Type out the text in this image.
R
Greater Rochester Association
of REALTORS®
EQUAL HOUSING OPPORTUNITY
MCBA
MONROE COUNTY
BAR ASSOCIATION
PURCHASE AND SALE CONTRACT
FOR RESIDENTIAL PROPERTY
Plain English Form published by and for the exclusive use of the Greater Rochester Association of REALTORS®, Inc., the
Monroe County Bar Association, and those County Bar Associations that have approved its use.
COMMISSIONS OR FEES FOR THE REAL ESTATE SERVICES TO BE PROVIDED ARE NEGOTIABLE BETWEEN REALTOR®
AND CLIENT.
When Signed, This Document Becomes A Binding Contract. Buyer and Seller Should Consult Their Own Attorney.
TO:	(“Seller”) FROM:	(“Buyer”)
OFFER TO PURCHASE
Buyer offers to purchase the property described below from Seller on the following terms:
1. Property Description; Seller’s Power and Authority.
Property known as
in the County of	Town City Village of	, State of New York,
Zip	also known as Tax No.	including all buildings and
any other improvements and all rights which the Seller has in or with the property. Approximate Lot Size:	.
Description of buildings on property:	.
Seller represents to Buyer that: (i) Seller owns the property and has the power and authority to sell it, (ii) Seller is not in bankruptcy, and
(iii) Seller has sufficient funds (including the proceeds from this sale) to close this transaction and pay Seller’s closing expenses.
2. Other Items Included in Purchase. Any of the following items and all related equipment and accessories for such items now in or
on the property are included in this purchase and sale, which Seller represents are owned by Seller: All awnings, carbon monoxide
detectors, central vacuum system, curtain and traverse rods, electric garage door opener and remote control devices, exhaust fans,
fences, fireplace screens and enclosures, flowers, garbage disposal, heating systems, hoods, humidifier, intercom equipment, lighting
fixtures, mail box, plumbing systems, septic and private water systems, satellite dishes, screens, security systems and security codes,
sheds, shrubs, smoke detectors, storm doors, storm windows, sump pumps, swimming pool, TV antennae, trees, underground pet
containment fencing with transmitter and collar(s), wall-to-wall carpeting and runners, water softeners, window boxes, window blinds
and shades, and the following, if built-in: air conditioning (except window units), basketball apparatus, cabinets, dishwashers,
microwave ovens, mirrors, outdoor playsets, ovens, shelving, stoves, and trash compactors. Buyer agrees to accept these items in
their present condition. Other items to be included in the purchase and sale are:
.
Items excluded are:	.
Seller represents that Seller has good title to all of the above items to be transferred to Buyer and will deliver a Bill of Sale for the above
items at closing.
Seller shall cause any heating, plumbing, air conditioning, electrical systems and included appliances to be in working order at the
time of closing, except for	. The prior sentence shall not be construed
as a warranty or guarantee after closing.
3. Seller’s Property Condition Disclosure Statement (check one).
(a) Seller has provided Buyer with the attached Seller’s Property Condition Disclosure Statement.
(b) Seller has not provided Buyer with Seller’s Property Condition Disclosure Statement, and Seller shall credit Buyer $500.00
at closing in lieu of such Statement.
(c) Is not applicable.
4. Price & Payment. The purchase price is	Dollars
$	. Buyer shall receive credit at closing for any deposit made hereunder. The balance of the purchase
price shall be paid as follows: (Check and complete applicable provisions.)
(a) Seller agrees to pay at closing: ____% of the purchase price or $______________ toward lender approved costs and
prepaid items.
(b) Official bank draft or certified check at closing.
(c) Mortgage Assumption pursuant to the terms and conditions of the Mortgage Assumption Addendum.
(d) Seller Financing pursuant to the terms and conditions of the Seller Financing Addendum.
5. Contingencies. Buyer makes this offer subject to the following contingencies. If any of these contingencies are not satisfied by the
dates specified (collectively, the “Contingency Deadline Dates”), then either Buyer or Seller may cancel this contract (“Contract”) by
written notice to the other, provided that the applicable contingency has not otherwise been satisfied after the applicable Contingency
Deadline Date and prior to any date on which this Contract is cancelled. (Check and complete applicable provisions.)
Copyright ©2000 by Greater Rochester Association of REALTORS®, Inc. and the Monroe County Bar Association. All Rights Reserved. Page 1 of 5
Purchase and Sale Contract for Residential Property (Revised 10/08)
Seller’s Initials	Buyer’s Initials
____
Show every line of the records above that contains the word "which".

any other improvements and all rights which the Seller has in or with the property. Approximate Lot Size:	.
on the property are included in this purchase and sale, which Seller represents are owned by Seller: All awnings, carbon monoxide
Deadline Date and prior to any date on which this Contract is cancelled. (Check and complete applicable provisions.)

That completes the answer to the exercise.